▸ **Exercise objective**:
Can you write out all the lines word for word, with no pictures?

───── Given data

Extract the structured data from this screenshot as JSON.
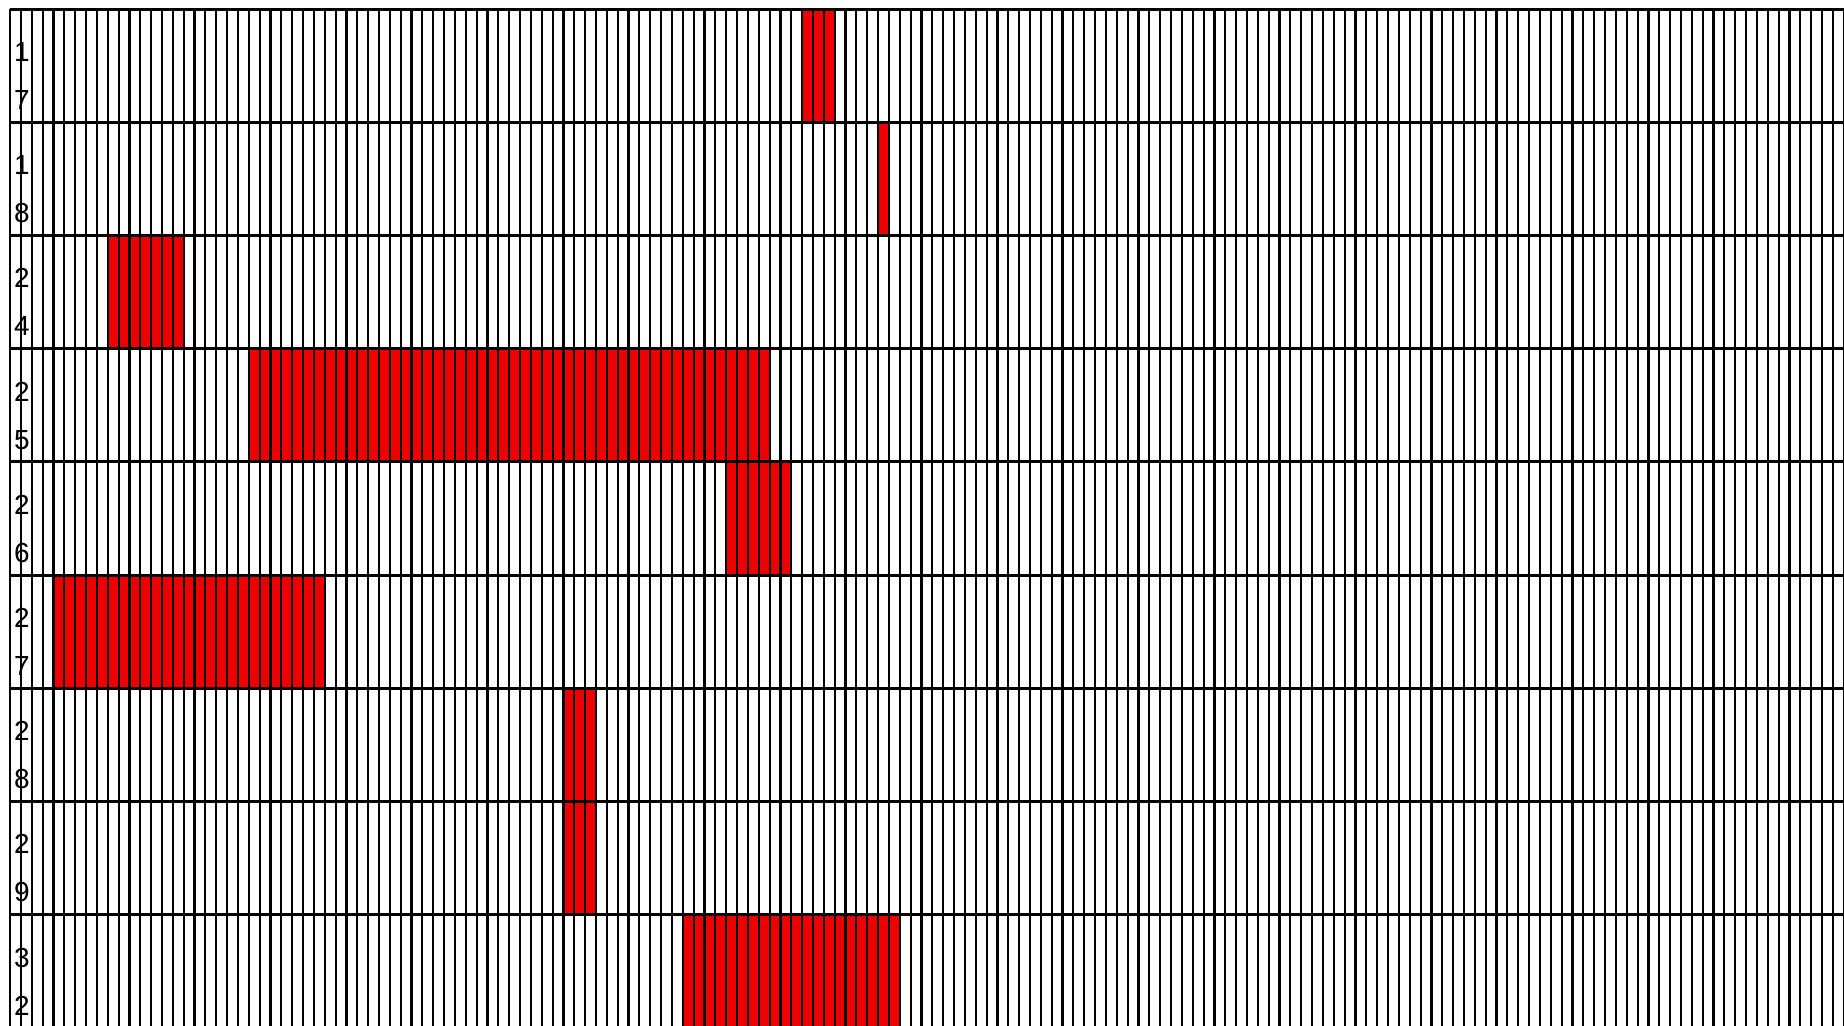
{
  "grid": {
    "columns": 169,
    "colors": {
      "background": "#ffffff",
      "grid_line": "#000000",
      "filled_cell": "#ee0000"
    },
    "rows": [
      {
        "label": [
          "1",
          "7"
        ],
        "filled_columns": [
          [
            73,
            75
          ]
        ]
      },
      {
        "label": [
          "1",
          "8"
        ],
        "filled_columns": [
          [
            80,
            80
          ]
        ]
      },
      {
        "label": [
          "2",
          "4"
        ],
        "filled_columns": [
          [
            9,
            15
          ]
        ]
      },
      {
        "label": [
          "2",
          "5"
        ],
        "filled_columns": [
          [
            22,
            69
          ]
        ]
      },
      {
        "label": [
          "2",
          "6"
        ],
        "filled_columns": [
          [
            66,
            71
          ]
        ]
      },
      {
        "label": [
          "2",
          "7"
        ],
        "filled_columns": [
          [
            4,
            28
          ]
        ]
      },
      {
        "label": [
          "2",
          "8"
        ],
        "filled_columns": [
          [
            51,
            53
          ]
        ]
      },
      {
        "label": [
          "2",
          "9"
        ],
        "filled_columns": [
          [
            51,
            53
          ]
        ]
      },
      {
        "label": [
          "3",
          "2"
        ],
        "filled_columns": [
          [
            62,
            81
          ]
        ]
      }
    ]
  }
}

──────────

▸ **Written solution**:
Extract the structured data from this screenshot as JSON.
{
  "grid": {
    "columns": 169,
    "colors": {
      "background": "#ffffff",
      "grid_line": "#000000",
      "filled_cell": "#ee0000"
    },
    "rows": [
      {
        "label": [
          "1",
          "7"
        ],
        "filled_columns": [
          [
            73,
            75
          ]
        ]
      },
      {
        "label": [
          "1",
          "8"
        ],
        "filled_columns": [
          [
            80,
            80
          ]
        ]
      },
      {
        "label": [
          "2",
          "4"
        ],
        "filled_columns": [
          [
            9,
            15
          ]
        ]
      },
      {
        "label": [
          "2",
          "5"
        ],
        "filled_columns": [
          [
            22,
            69
          ]
        ]
      },
      {
        "label": [
          "2",
          "6"
        ],
        "filled_columns": [
          [
            66,
            71
          ]
        ]
      },
      {
        "label": [
          "2",
          "7"
        ],
        "filled_columns": [
          [
            4,
            28
          ]
        ]
      },
      {
        "label": [
          "2",
          "8"
        ],
        "filled_columns": [
          [
            51,
            53
          ]
        ]
      },
      {
        "label": [
          "2",
          "9"
        ],
        "filled_columns": [
          [
            51,
            53
          ]
        ]
      },
      {
        "label": [
          "3",
          "2"
        ],
        "filled_columns": [
          [
            62,
            81
          ]
        ]
      }
    ]
  }
}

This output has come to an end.